**Goal of the exercise**
Every record must be transcribed in its entirety, apart from the images, which are to be omitted.

[Data entries]
——————

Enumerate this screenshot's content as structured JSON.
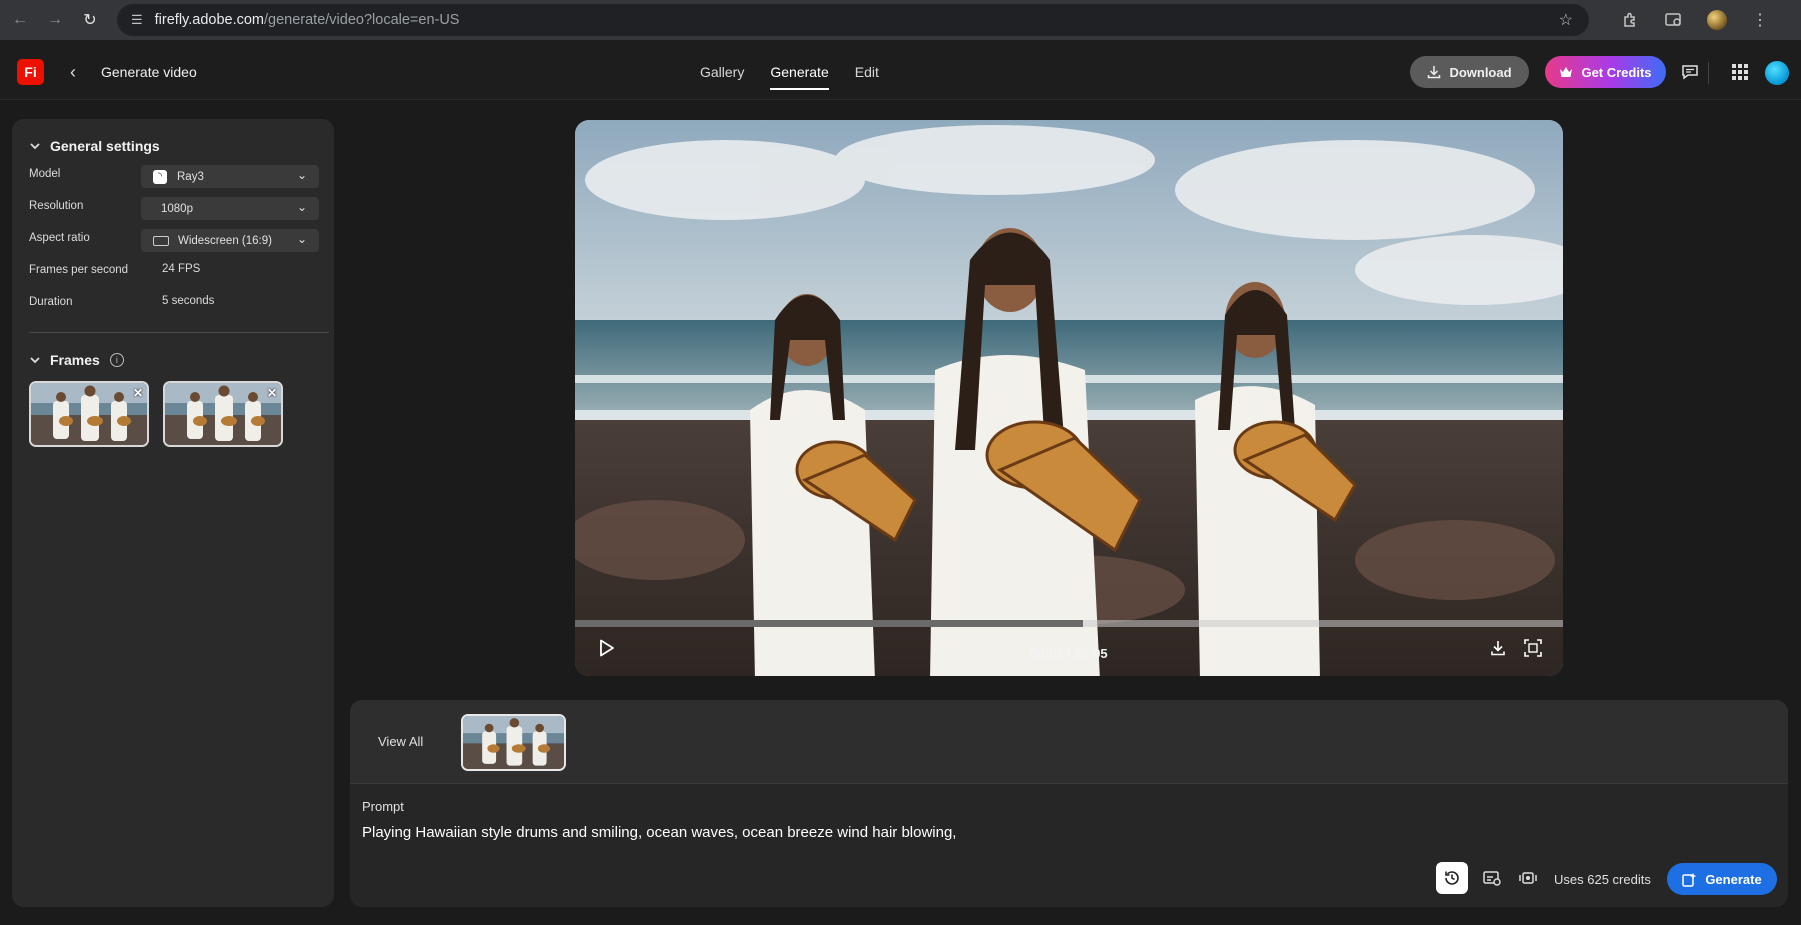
{
  "browser": {
    "url_host": "firefly.adobe.com",
    "url_path": "/generate/video?locale=en-US"
  },
  "header": {
    "logo": "Fi",
    "title": "Generate video",
    "tabs": [
      {
        "label": "Gallery",
        "selected": false
      },
      {
        "label": "Generate",
        "selected": true
      },
      {
        "label": "Edit",
        "selected": false
      }
    ],
    "download_label": "Download",
    "credits_label": "Get Credits",
    "colors": {
      "logo": "#eb1000",
      "credits_gradient_start": "#e63a8a",
      "credits_gradient_end": "#3d6df5"
    }
  },
  "settings": {
    "general_title": "General settings",
    "model_label": "Model",
    "model_value": "Ray3",
    "resolution_label": "Resolution",
    "resolution_value": "1080p",
    "aspect_label": "Aspect ratio",
    "aspect_value": "Widescreen (16:9)",
    "fps_label": "Frames per second",
    "fps_value": "24 FPS",
    "duration_label": "Duration",
    "duration_value": "5 seconds",
    "frames_title": "Frames"
  },
  "video": {
    "timecode": "00:02 / 00:05",
    "progress_fraction": 0.514
  },
  "prompt_panel": {
    "view_all": "View All",
    "prompt_label": "Prompt",
    "prompt_text": "Playing Hawaiian style drums and smiling, ocean waves, ocean breeze wind hair blowing,",
    "credits_text": "Uses 625 credits",
    "generate_label": "Generate",
    "colors": {
      "generate": "#1d6fe3"
    }
  }
}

——————

**Solution to this problem**
Enumerate this screenshot's content as structured JSON.
{
  "browser": {
    "url_host": "firefly.adobe.com",
    "url_path": "/generate/video?locale=en-US"
  },
  "header": {
    "logo": "Fi",
    "title": "Generate video",
    "tabs": [
      {
        "label": "Gallery",
        "selected": false
      },
      {
        "label": "Generate",
        "selected": true
      },
      {
        "label": "Edit",
        "selected": false
      }
    ],
    "download_label": "Download",
    "credits_label": "Get Credits",
    "colors": {
      "logo": "#eb1000",
      "credits_gradient_start": "#e63a8a",
      "credits_gradient_end": "#3d6df5"
    }
  },
  "settings": {
    "general_title": "General settings",
    "model_label": "Model",
    "model_value": "Ray3",
    "resolution_label": "Resolution",
    "resolution_value": "1080p",
    "aspect_label": "Aspect ratio",
    "aspect_value": "Widescreen (16:9)",
    "fps_label": "Frames per second",
    "fps_value": "24 FPS",
    "duration_label": "Duration",
    "duration_value": "5 seconds",
    "frames_title": "Frames"
  },
  "video": {
    "timecode": "00:02 / 00:05",
    "progress_fraction": 0.514
  },
  "prompt_panel": {
    "view_all": "View All",
    "prompt_label": "Prompt",
    "prompt_text": "Playing Hawaiian style drums and smiling, ocean waves, ocean breeze wind hair blowing,",
    "credits_text": "Uses 625 credits",
    "generate_label": "Generate",
    "colors": {
      "generate": "#1d6fe3"
    }
  }
}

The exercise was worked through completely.